* BEGIN Dataset records *

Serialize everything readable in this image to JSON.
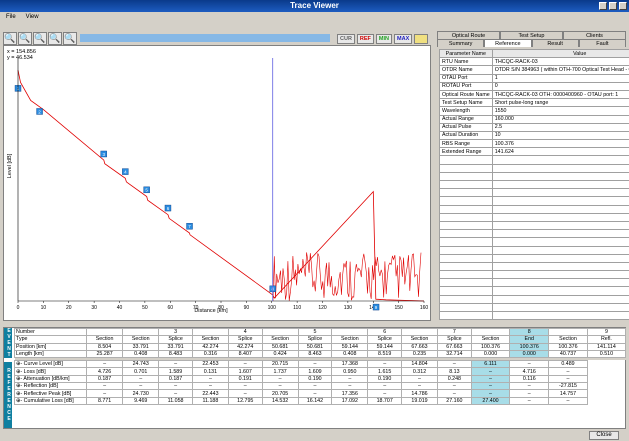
{
  "window": {
    "title": "Trace Viewer"
  },
  "menu": {
    "file": "File",
    "view": "View"
  },
  "modes": [
    "CUR",
    "REF",
    "MIN",
    "MAX",
    ""
  ],
  "plot": {
    "readout_x": "x = 154.856",
    "readout_y": "y = 46.534",
    "xlabel": "Distance [km]",
    "ylabel": "Level [dB]"
  },
  "chart_data": {
    "type": "line",
    "title": "",
    "xlabel": "Distance [km]",
    "ylabel": "Level [dB]",
    "xlim": [
      0,
      160
    ],
    "ylim": [
      0,
      40
    ],
    "x_ticks": [
      "0",
      "10",
      "20",
      "30",
      "40",
      "50",
      "60",
      "70",
      "80",
      "90",
      "100",
      "110",
      "120",
      "130",
      "140",
      "150",
      "160"
    ],
    "trace": {
      "x": [
        0,
        1,
        5,
        10,
        33.8,
        34.2,
        42.3,
        42.7,
        50.7,
        51.1,
        59.1,
        59.6,
        67.6,
        67.8,
        100.376,
        101,
        140,
        141,
        145,
        160
      ],
      "y": [
        38,
        36,
        33,
        31.5,
        23.2,
        22.6,
        20.2,
        19.6,
        17.2,
        16.6,
        14.2,
        13.6,
        11.2,
        10.9,
        1,
        0.5,
        18,
        0.3,
        0.2,
        0
      ]
    },
    "markers": [
      {
        "label": "1",
        "x": 0,
        "y": 35
      },
      {
        "label": "2",
        "x": 8.5,
        "y": 31.2
      },
      {
        "label": "3",
        "x": 33.8,
        "y": 24.2
      },
      {
        "label": "4",
        "x": 42.3,
        "y": 21.3
      },
      {
        "label": "5",
        "x": 50.7,
        "y": 18.3
      },
      {
        "label": "6",
        "x": 59.1,
        "y": 15.3
      },
      {
        "label": "7",
        "x": 67.6,
        "y": 12.3
      },
      {
        "label": "8",
        "x": 100.376,
        "y": 2
      },
      {
        "label": "9",
        "x": 141.1,
        "y": -1
      }
    ],
    "cursor_x": 100.376,
    "series": [
      {
        "color": "#e00000"
      }
    ]
  },
  "tabs_top": [
    "Optical Route",
    "Test Setup",
    "Clients"
  ],
  "tabs_bottom": [
    "Summary",
    "Reference",
    "Result",
    "Fault"
  ],
  "params": {
    "headers": [
      "Parameter Name",
      "Value",
      "Unit"
    ],
    "rows": [
      [
        "RTU Name",
        "THCQC-RACK-03",
        ""
      ],
      [
        "OTDR Name",
        "OTDR S/N 384963 ( within OTH-700 Optical Test Head - OTH_THCQC )",
        ""
      ],
      [
        "OTAU Port",
        "1",
        ""
      ],
      [
        "ROTAU Port",
        "0",
        ""
      ],
      [
        "Optical Route Name",
        "THCQC-RACK-03 OTH: 0000400960 - OTAU port: 1",
        ""
      ],
      [
        "Test Setup Name",
        "Short pulse-long range",
        ""
      ],
      [
        "Wavelength",
        "1550",
        "nm"
      ],
      [
        "Actual Range",
        "160.000",
        "km"
      ],
      [
        "Actual Pulse",
        "2.5",
        "us"
      ],
      [
        "Actual Duration",
        "10",
        "s"
      ],
      [
        "RBS Range",
        "100.376",
        "km"
      ],
      [
        "Extended Range",
        "141.624",
        "km"
      ],
      [
        "",
        "",
        ""
      ],
      [
        "",
        "",
        ""
      ],
      [
        "",
        "",
        ""
      ],
      [
        "",
        "",
        ""
      ],
      [
        "",
        "",
        ""
      ],
      [
        "",
        "",
        ""
      ],
      [
        "",
        "",
        ""
      ],
      [
        "",
        "",
        ""
      ],
      [
        "",
        "",
        ""
      ],
      [
        "",
        "",
        ""
      ],
      [
        "",
        "",
        ""
      ],
      [
        "",
        "",
        ""
      ],
      [
        "",
        "",
        ""
      ],
      [
        "",
        "",
        ""
      ],
      [
        "",
        "",
        ""
      ],
      [
        "",
        "",
        ""
      ],
      [
        "",
        "",
        ""
      ],
      [
        "",
        "",
        ""
      ],
      [
        "",
        "",
        ""
      ],
      [
        "",
        "",
        ""
      ]
    ]
  },
  "events_tag": "EVENTS",
  "reference_tag": "REFERENCE",
  "events": {
    "rows": [
      [
        "Number",
        "",
        "",
        "3",
        "",
        "4",
        "",
        "5",
        "",
        "6",
        "",
        "7",
        "",
        "8",
        "",
        "9"
      ],
      [
        "Type",
        "Section",
        "Section",
        "Splice",
        "Section",
        "Splice",
        "Section",
        "Splice",
        "Section",
        "Splice",
        "Section",
        "Splice",
        "Section",
        "End",
        "Section",
        "Refl."
      ],
      [
        "Position [km]",
        "8.504",
        "33.791",
        "33.791",
        "42.274",
        "42.274",
        "50.681",
        "50.681",
        "59.144",
        "59.144",
        "67.663",
        "67.663",
        "100.376",
        "100.376",
        "100.376",
        "141.114"
      ],
      [
        "Length [km]",
        "25.287",
        "0.408",
        "8.483",
        "0.316",
        "8.407",
        "0.424",
        "8.463",
        "0.408",
        "8.519",
        "0.235",
        "32.714",
        "0.000",
        "0.000",
        "40.737",
        "0.510"
      ]
    ]
  },
  "reference": {
    "rows": [
      [
        "⊕- Curve Level [dB]",
        "–",
        "24.743",
        "–",
        "22.453",
        "–",
        "20.715",
        "–",
        "17.368",
        "–",
        "14.804",
        "–",
        "6.111",
        "–",
        "0.489"
      ],
      [
        "⊕- Loss [dB]",
        "4.726",
        "0.701",
        "1.589",
        "0.131",
        "1.607",
        "1.737",
        "1.609",
        "0.950",
        "1.615",
        "0.312",
        "8.13",
        "–",
        "4.716",
        "–"
      ],
      [
        "⊕- Attenuation [dB/km]",
        "0.187",
        "–",
        "0.187",
        "–",
        "0.191",
        "–",
        "0.190",
        "–",
        "0.190",
        "–",
        "0.248",
        "–",
        "0.116",
        "–"
      ],
      [
        "⊕- Reflection [dB]",
        "–",
        "–",
        "–",
        "–",
        "–",
        "–",
        "–",
        "–",
        "–",
        "–",
        "–",
        "–",
        "–",
        "-27.815"
      ],
      [
        "⊕- Reflective Peak [dB]",
        "–",
        "24.730",
        "–",
        "22.443",
        "–",
        "20.705",
        "–",
        "17.356",
        "–",
        "14.786",
        "–",
        "–",
        "–",
        "14.757"
      ],
      [
        "⊕- Cumulative Loss [dB]",
        "8.771",
        "9.469",
        "11.058",
        "11.188",
        "12.795",
        "14.532",
        "16.142",
        "17.092",
        "18.707",
        "19.019",
        "27.160",
        "27.400",
        "–",
        "–"
      ]
    ]
  },
  "close_label": "Close"
}
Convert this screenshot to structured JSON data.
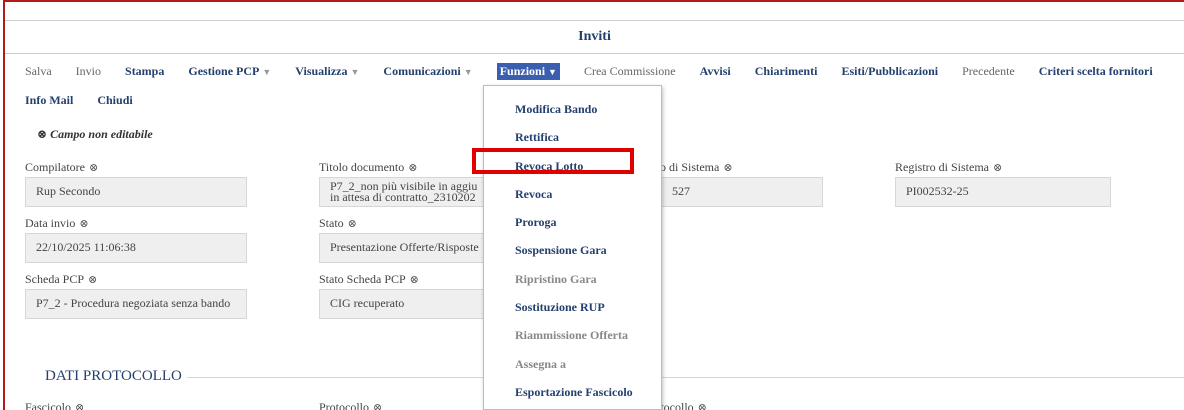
{
  "window": {
    "title": "Inviti"
  },
  "toolbar": {
    "row1": [
      {
        "label": "Salva",
        "style": "light",
        "caret": false
      },
      {
        "label": "Invio",
        "style": "light",
        "caret": false
      },
      {
        "label": "Stampa",
        "style": "bold",
        "caret": false
      },
      {
        "label": "Gestione PCP",
        "style": "bold",
        "caret": true
      },
      {
        "label": "Visualizza",
        "style": "bold",
        "caret": true
      },
      {
        "label": "Comunicazioni",
        "style": "bold",
        "caret": true
      },
      {
        "label": "Funzioni",
        "style": "active",
        "caret": true
      },
      {
        "label": "Crea Commissione",
        "style": "light",
        "caret": false
      },
      {
        "label": "Avvisi",
        "style": "bold",
        "caret": false
      },
      {
        "label": "Chiarimenti",
        "style": "bold",
        "caret": false
      },
      {
        "label": "Esiti/Pubblicazioni",
        "style": "bold",
        "caret": false
      },
      {
        "label": "Precedente",
        "style": "light",
        "caret": false
      },
      {
        "label": "Criteri scelta fornitori",
        "style": "bold",
        "caret": false
      }
    ],
    "row2": [
      {
        "label": "Info Mail",
        "style": "bold",
        "caret": false
      },
      {
        "label": "Chiudi",
        "style": "bold",
        "caret": false
      }
    ],
    "caret_glyph": "▼"
  },
  "non_editable_note": "Campo non editabile",
  "lock_glyph": "⊗",
  "fields": {
    "compilatore": {
      "label": "Compilatore",
      "value": "Rup Secondo"
    },
    "titolo": {
      "label": "Titolo documento",
      "value_line1": "P7_2_non più visibile in aggiu",
      "value_line2": "in attesa di contratto_2310202"
    },
    "registro_partial": {
      "label": "o di Sistema",
      "value": "527"
    },
    "registro": {
      "label": "Registro di Sistema",
      "value": "PI002532-25"
    },
    "data_invio": {
      "label": "Data invio",
      "value": "22/10/2025 11:06:38"
    },
    "stato": {
      "label": "Stato",
      "value": "Presentazione Offerte/Risposte"
    },
    "scheda_pcp": {
      "label": "Scheda PCP",
      "value": "P7_2 - Procedura negoziata senza bando"
    },
    "stato_scheda": {
      "label": "Stato Scheda PCP",
      "value": "CIG recuperato"
    }
  },
  "section": {
    "title": "DATI PROTOCOLLO",
    "fascicolo": "Fascicolo",
    "protocollo": "Protocollo",
    "data_protocollo": "Data Protocollo"
  },
  "dropdown": {
    "items": [
      {
        "label": "Modifica Bando",
        "enabled": true
      },
      {
        "label": "Rettifica",
        "enabled": true
      },
      {
        "label": "Revoca Lotto",
        "enabled": true
      },
      {
        "label": "Revoca",
        "enabled": true
      },
      {
        "label": "Proroga",
        "enabled": true
      },
      {
        "label": "Sospensione Gara",
        "enabled": true
      },
      {
        "label": "Ripristino Gara",
        "enabled": false
      },
      {
        "label": "Sostituzione RUP",
        "enabled": true
      },
      {
        "label": "Riammissione Offerta",
        "enabled": false
      },
      {
        "label": "Assegna a",
        "enabled": false
      },
      {
        "label": "Esportazione Fascicolo",
        "enabled": true
      }
    ],
    "highlighted_item": "Revoca Lotto"
  },
  "colors": {
    "accent": "#23406e",
    "active_tab": "#3b5fb0",
    "highlight": "#e00000",
    "frame": "#b31b1b"
  }
}
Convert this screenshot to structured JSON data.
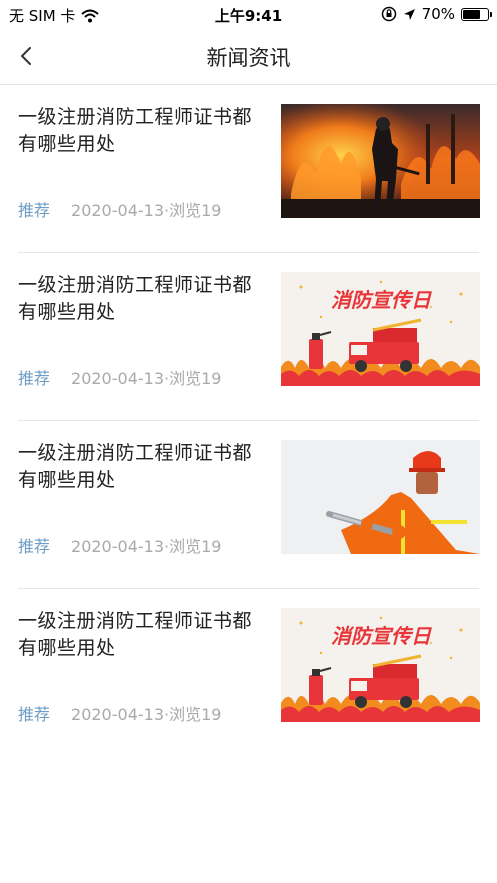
{
  "status_bar": {
    "carrier": "无 SIM 卡",
    "time": "上午9:41",
    "battery_percent": "70%",
    "battery_level": 0.7,
    "icons": [
      "wifi-icon",
      "orientation-lock-icon",
      "location-arrow-icon",
      "battery-icon"
    ]
  },
  "nav": {
    "title": "新闻资讯",
    "back_icon": "chevron-left-icon"
  },
  "news": [
    {
      "title": "一级注册消防工程师证书都有哪些用处",
      "tag": "推荐",
      "meta": "2020-04-13·浏览19",
      "image": "firefighter-flames-photo"
    },
    {
      "title": "一级注册消防工程师证书都有哪些用处",
      "tag": "推荐",
      "meta": "2020-04-13·浏览19",
      "image": "fire-safety-day-banner",
      "image_text": "消防宣传日"
    },
    {
      "title": "一级注册消防工程师证书都有哪些用处",
      "tag": "推荐",
      "meta": "2020-04-13·浏览19",
      "image": "firefighter-hose-photo"
    },
    {
      "title": "一级注册消防工程师证书都有哪些用处",
      "tag": "推荐",
      "meta": "2020-04-13·浏览19",
      "image": "fire-safety-day-banner",
      "image_text": "消防宣传日"
    }
  ],
  "colors": {
    "tag": "#6e9cc4",
    "meta": "#a9a9a9",
    "title": "#222222",
    "divider": "#e6e6e6",
    "banner_red": "#e8353a"
  }
}
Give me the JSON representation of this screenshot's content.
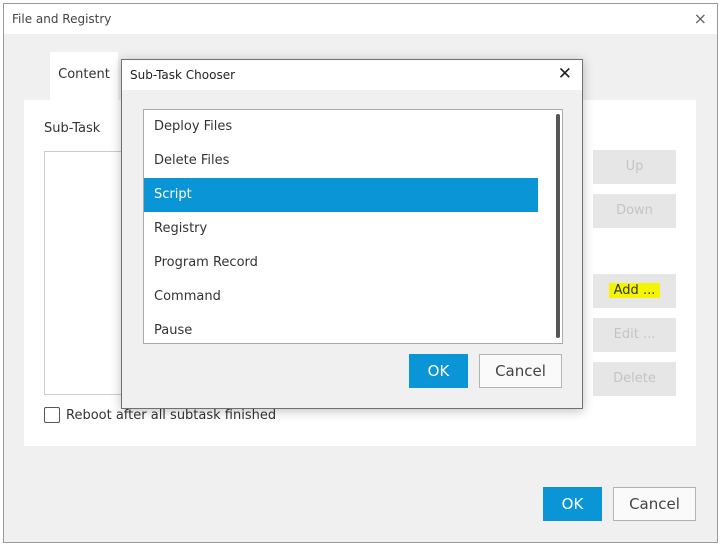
{
  "window": {
    "title": "File and Registry",
    "close_icon": "×"
  },
  "tabs": [
    {
      "label": "Content"
    }
  ],
  "subtask": {
    "label": "Sub-Task"
  },
  "side_buttons": {
    "up": "Up",
    "down": "Down",
    "add": "Add ...",
    "edit": "Edit ...",
    "delete": "Delete"
  },
  "reboot_checkbox": {
    "label": "Reboot after all subtask finished",
    "checked": false
  },
  "footer": {
    "ok": "OK",
    "cancel": "Cancel"
  },
  "chooser": {
    "title": "Sub-Task Chooser",
    "close_icon": "✕",
    "items": [
      {
        "label": "Deploy Files"
      },
      {
        "label": "Delete Files"
      },
      {
        "label": "Script",
        "selected": true
      },
      {
        "label": "Registry"
      },
      {
        "label": "Program Record"
      },
      {
        "label": "Command"
      },
      {
        "label": "Pause"
      }
    ],
    "ok": "OK",
    "cancel": "Cancel"
  },
  "colors": {
    "accent": "#0a96d6",
    "highlight": "#f6f500"
  }
}
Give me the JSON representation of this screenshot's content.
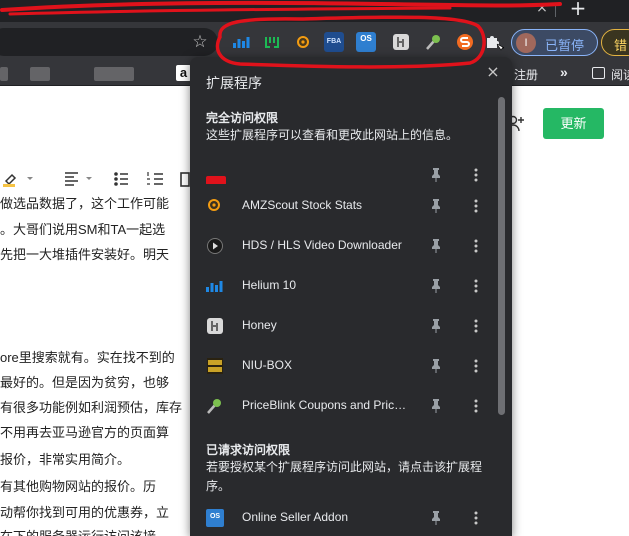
{
  "browser": {
    "tab_close": "×",
    "new_tab": "+",
    "star": "☆",
    "profile": {
      "avatar_letter": "I",
      "label": "已暂停"
    },
    "error_label": "错",
    "toolbar_extensions": [
      {
        "icon": "helium10-icon",
        "color": "#1e88e5"
      },
      {
        "icon": "junglescout-icon",
        "color": "#1db954"
      },
      {
        "icon": "amzscout-icon",
        "color": "#f39c12"
      },
      {
        "icon": "fba-icon",
        "color": "#2b6cb0",
        "text": "FBA"
      },
      {
        "icon": "online-seller-addon-icon",
        "color": "#3a8ed8",
        "text": "OS"
      },
      {
        "icon": "honey-icon",
        "color": "#e0e0e0"
      },
      {
        "icon": "pricebllink-icon",
        "color": "#7cc04f"
      },
      {
        "icon": "sellersprite-icon",
        "color": "#f26b21"
      }
    ]
  },
  "bookmarks": {
    "register": "注册",
    "chevrons": "»",
    "reading": "阅读"
  },
  "page": {
    "update_button": "更新",
    "lines": [
      "做选品数据了，这个工作可能",
      "。大哥们说用SM和TA一起选",
      "先把一大堆插件安装好。明天",
      "ore里搜索就有。实在找不到的",
      "最好的。但是因为贫穷，也够",
      "有很多功能例如利润预估，库存",
      "不用再去亚马逊官方的页面算",
      "报价，非常实用简介。",
      "有其他购物网站的报价。历",
      "动帮你找到可用的优惠券，立",
      "在下的服务器运行访问该接"
    ]
  },
  "popup": {
    "title": "扩展程序",
    "close": "×",
    "full_access": {
      "title": "完全访问权限",
      "desc": "这些扩展程序可以查看和更改此网站上的信息。"
    },
    "items": [
      {
        "name": "",
        "icon": "redacted-icon"
      },
      {
        "name": "AMZScout Stock Stats",
        "icon": "amzscout-icon"
      },
      {
        "name": "HDS / HLS Video Downloader",
        "icon": "play-icon"
      },
      {
        "name": "Helium 10",
        "icon": "helium10-icon"
      },
      {
        "name": "Honey",
        "icon": "honey-icon"
      },
      {
        "name": "NIU-BOX",
        "icon": "niubox-icon"
      },
      {
        "name": "PriceBlink Coupons and Price Comparison",
        "icon": "pricebllink-icon"
      }
    ],
    "requested_access": {
      "title": "已请求访问权限",
      "desc": "若要授权某个扩展程序访问此网站，请点击该扩展程序。"
    },
    "requested_items": [
      {
        "name": "Online Seller Addon",
        "icon": "online-seller-addon-icon"
      }
    ]
  }
}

* END Dataset records *

What is asked – How many lines in the listing contain "Files"? Answer with the number alone.

Result of this exercise – 2